__What the task requires__:
Return all lines from the listing below in which the string "Нижний" occurs.

__Exercise material__:
..........
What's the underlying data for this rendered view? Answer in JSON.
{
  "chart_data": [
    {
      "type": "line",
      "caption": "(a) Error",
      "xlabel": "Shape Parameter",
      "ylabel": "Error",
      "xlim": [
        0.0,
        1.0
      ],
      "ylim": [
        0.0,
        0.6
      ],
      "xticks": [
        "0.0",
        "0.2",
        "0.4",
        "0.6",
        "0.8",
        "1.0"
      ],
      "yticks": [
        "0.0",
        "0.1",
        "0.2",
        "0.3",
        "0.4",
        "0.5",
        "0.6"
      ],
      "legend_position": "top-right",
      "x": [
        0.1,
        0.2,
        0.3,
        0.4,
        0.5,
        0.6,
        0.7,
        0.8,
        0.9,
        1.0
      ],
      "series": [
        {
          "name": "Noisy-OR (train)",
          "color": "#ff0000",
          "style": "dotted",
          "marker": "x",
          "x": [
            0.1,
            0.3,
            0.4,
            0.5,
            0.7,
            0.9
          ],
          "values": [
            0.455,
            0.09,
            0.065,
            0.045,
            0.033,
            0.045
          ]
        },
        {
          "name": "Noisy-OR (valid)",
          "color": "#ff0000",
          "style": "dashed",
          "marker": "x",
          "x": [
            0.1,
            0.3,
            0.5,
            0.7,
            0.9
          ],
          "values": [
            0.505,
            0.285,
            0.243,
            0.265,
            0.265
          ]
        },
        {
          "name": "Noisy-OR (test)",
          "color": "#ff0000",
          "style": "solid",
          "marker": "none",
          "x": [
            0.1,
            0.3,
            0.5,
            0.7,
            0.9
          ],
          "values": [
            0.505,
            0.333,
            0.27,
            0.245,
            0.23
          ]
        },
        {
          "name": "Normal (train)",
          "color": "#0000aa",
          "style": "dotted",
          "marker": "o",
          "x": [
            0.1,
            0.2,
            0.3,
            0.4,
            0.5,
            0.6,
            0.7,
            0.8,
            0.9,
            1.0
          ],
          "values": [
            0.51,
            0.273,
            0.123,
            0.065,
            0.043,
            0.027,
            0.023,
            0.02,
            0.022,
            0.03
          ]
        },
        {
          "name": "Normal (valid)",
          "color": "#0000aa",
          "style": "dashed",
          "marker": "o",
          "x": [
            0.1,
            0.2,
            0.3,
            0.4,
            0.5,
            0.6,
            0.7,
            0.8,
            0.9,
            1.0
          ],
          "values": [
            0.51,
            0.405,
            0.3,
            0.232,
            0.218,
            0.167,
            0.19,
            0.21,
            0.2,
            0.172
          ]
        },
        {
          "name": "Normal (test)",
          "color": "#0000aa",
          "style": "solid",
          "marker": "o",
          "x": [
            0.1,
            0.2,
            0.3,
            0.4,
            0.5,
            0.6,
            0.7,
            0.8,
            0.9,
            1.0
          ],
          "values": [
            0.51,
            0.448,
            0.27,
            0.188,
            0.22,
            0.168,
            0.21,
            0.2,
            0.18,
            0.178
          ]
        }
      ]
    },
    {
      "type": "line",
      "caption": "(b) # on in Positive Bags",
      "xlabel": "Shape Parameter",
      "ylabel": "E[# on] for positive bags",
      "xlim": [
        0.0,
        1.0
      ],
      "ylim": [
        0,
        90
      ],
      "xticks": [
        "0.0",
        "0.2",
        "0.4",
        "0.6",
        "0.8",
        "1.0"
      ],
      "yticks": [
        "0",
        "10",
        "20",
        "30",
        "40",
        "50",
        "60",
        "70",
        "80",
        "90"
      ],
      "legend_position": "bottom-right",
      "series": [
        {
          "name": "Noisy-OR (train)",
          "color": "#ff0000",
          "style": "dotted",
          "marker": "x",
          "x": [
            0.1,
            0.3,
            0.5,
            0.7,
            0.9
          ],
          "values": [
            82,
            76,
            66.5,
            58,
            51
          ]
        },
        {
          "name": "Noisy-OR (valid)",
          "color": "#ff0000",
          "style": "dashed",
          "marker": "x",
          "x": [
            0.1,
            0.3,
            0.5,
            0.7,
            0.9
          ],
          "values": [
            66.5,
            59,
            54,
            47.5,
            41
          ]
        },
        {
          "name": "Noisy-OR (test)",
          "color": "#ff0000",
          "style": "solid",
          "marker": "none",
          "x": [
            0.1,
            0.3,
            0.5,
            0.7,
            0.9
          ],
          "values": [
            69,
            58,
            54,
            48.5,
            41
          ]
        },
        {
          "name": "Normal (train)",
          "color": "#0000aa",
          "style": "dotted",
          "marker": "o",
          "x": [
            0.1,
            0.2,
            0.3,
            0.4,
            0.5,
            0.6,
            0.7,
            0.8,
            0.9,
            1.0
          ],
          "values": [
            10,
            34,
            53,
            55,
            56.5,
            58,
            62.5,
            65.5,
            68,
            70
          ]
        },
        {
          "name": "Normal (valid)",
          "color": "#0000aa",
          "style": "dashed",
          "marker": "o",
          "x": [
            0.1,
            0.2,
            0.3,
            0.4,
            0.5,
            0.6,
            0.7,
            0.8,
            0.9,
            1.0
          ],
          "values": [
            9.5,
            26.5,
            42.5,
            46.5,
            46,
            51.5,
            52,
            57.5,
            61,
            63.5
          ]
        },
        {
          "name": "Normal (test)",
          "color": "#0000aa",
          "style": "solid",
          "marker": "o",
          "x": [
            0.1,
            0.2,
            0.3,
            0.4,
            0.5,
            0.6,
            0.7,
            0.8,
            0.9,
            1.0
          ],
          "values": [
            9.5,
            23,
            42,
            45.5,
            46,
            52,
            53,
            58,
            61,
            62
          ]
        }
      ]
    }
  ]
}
..........
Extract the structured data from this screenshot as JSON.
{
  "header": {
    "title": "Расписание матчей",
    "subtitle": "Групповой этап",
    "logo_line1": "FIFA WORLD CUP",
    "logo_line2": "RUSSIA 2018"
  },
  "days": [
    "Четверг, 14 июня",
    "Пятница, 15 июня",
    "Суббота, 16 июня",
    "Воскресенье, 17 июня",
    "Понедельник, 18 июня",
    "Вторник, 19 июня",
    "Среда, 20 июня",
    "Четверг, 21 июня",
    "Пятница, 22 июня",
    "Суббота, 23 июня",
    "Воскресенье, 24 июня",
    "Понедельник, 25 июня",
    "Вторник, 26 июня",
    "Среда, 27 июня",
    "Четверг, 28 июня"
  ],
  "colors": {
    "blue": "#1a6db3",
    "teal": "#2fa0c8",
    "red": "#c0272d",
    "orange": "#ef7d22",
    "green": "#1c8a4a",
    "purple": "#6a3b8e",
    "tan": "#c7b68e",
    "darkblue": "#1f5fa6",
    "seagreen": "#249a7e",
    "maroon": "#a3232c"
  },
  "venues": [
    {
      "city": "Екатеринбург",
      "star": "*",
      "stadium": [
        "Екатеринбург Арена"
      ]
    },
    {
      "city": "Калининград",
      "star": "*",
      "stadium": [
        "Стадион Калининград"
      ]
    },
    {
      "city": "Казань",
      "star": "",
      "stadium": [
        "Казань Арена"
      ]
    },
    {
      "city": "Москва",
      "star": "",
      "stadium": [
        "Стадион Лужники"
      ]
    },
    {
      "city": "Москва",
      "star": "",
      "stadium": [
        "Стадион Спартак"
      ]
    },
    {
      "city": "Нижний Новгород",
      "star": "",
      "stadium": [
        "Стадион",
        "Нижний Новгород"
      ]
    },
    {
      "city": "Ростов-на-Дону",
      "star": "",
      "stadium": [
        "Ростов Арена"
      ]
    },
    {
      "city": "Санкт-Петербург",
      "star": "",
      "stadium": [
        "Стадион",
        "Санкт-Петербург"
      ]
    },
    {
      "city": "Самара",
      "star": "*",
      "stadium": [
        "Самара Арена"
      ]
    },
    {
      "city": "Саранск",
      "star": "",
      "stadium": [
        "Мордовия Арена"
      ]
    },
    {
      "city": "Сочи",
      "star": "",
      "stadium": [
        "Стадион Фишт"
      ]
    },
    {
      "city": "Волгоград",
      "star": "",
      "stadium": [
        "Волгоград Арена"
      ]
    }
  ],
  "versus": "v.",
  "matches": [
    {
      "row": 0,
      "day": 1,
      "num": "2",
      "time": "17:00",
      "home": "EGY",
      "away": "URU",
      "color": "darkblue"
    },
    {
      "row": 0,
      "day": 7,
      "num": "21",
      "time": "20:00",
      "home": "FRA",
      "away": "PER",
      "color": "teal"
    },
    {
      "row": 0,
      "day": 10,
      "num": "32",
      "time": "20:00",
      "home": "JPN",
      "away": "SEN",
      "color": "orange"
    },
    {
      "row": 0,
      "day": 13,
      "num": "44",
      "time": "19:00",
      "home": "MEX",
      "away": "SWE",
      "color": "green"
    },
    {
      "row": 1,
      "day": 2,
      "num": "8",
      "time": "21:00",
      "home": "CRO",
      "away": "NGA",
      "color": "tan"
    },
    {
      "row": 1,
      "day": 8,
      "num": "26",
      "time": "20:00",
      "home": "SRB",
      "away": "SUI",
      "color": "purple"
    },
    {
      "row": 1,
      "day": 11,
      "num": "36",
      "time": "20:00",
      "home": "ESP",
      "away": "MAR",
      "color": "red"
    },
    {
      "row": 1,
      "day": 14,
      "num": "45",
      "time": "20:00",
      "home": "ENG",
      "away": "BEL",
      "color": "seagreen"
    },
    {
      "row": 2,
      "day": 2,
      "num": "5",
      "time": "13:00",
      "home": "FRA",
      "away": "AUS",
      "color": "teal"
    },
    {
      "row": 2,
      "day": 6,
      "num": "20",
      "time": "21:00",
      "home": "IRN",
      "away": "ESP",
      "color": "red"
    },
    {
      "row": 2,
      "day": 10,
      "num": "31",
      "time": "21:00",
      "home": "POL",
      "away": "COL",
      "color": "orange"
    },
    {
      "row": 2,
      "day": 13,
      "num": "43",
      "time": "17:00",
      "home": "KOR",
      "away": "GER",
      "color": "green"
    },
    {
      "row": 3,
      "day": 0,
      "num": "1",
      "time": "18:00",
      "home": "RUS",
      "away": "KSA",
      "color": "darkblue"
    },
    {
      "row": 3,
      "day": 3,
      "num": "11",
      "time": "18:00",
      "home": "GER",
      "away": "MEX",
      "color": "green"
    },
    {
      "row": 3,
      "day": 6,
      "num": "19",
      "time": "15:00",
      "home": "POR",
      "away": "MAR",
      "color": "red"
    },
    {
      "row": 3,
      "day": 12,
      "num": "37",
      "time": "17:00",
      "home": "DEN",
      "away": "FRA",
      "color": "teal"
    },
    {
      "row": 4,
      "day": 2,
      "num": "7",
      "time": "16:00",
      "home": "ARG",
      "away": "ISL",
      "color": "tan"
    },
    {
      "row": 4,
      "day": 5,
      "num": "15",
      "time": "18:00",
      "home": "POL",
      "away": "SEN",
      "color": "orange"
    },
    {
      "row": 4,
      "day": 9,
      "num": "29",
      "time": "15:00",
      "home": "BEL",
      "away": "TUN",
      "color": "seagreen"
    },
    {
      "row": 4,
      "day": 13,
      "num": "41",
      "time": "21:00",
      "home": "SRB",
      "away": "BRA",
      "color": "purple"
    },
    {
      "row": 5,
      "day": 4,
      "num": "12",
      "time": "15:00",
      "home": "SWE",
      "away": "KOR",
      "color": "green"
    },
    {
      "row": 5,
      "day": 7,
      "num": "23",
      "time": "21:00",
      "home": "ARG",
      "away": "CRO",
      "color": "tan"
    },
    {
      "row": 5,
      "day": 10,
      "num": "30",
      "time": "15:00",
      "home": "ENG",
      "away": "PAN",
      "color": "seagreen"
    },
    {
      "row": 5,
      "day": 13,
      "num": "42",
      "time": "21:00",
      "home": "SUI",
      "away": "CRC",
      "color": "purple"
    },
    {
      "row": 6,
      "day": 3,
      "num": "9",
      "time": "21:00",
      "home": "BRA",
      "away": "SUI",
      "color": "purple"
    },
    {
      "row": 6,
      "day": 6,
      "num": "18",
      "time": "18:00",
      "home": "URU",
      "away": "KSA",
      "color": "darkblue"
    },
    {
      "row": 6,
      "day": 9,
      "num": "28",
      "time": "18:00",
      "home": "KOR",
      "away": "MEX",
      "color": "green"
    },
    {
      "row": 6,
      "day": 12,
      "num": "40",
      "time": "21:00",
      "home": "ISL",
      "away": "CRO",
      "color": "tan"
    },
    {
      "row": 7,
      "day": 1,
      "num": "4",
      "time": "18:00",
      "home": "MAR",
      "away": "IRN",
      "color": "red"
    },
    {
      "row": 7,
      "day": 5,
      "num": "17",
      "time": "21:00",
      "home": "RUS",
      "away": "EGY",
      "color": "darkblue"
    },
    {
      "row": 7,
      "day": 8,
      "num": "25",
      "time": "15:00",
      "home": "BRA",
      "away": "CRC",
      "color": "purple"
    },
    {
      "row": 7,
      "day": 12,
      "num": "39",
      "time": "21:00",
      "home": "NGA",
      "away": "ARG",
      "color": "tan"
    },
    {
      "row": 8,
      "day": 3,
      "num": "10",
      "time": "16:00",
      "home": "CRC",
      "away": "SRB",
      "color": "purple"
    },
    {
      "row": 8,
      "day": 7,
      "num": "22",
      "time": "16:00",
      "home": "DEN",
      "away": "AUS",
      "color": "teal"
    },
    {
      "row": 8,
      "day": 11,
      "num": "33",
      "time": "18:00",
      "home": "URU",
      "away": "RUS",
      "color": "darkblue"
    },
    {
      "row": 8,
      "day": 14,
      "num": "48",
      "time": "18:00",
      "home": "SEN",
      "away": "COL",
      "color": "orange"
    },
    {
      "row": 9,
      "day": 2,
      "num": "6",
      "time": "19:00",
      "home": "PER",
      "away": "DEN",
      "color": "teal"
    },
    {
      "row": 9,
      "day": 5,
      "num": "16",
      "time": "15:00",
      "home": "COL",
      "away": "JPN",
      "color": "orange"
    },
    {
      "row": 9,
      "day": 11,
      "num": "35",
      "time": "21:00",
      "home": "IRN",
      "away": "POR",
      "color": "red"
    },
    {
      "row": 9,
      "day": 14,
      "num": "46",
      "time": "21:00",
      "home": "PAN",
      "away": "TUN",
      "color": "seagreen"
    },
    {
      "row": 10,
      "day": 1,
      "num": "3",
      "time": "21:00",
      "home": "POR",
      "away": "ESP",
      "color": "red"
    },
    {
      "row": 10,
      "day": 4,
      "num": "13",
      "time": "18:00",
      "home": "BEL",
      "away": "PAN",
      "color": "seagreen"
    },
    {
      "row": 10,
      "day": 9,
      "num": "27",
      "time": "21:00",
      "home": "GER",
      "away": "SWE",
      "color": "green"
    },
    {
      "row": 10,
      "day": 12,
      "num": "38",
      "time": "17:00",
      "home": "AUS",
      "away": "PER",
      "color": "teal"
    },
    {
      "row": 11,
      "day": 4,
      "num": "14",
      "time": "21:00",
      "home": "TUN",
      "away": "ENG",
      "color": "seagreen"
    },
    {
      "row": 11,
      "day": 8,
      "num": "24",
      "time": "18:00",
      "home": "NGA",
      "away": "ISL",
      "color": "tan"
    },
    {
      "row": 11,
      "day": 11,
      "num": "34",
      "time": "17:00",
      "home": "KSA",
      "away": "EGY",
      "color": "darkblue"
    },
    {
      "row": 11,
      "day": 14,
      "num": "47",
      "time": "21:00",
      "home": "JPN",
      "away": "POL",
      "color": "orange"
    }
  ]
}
..........
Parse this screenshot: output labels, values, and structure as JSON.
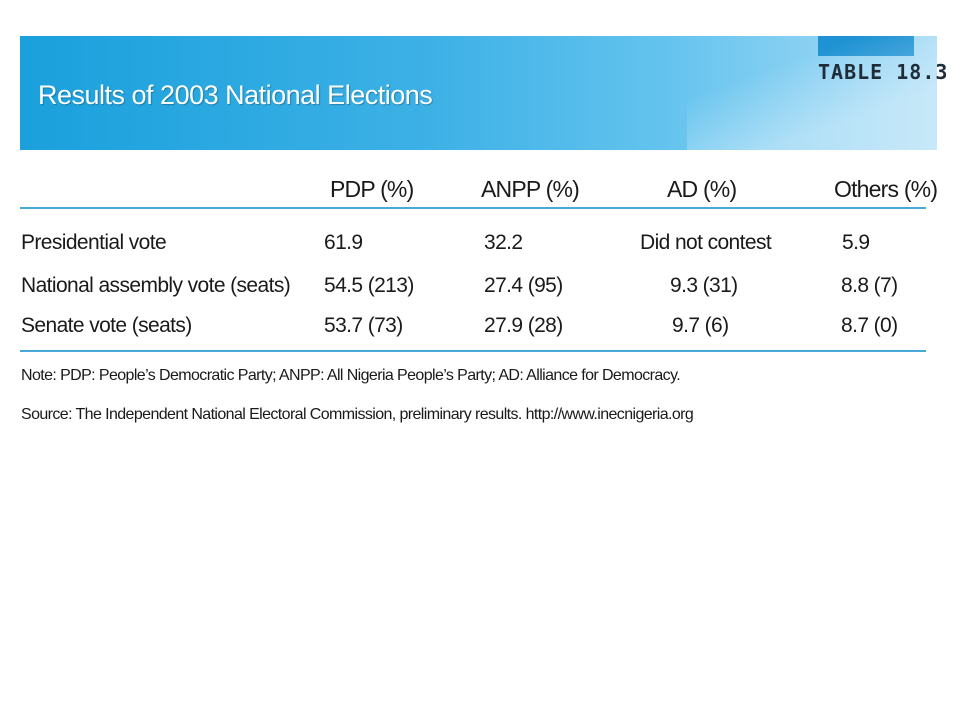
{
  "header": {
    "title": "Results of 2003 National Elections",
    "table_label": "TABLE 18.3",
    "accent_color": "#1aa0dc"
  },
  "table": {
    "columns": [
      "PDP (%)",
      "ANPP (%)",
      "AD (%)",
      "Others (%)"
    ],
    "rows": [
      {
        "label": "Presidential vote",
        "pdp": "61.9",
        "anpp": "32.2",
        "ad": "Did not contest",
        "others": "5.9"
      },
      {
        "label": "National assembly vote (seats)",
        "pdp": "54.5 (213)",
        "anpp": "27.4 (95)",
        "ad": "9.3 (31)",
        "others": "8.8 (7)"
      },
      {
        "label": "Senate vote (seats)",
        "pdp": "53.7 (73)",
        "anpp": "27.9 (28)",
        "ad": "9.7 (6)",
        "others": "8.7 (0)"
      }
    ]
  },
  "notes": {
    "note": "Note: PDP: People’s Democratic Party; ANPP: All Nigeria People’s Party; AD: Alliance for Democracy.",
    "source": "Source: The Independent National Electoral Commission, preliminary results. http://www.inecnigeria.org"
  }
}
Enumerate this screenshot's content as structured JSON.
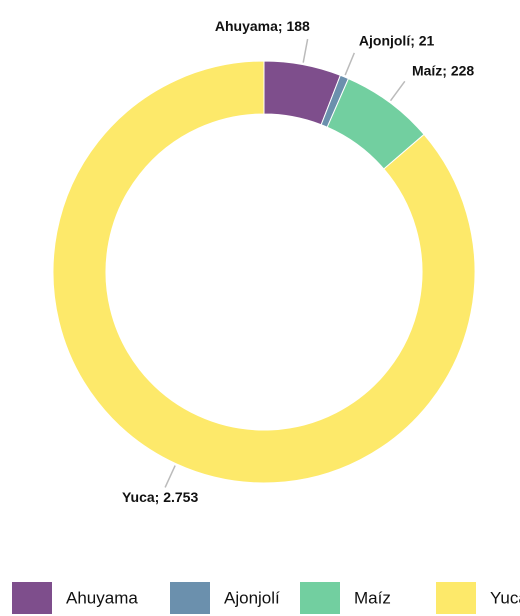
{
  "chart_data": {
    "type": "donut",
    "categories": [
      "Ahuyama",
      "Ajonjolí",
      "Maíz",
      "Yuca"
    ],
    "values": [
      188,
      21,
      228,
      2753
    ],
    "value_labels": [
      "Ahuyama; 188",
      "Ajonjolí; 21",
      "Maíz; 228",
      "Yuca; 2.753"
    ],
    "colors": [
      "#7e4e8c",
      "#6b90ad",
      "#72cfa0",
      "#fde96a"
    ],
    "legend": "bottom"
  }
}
..........
__Reply__:
      "city": "Нижний Новгород",
        "Нижний Новгород"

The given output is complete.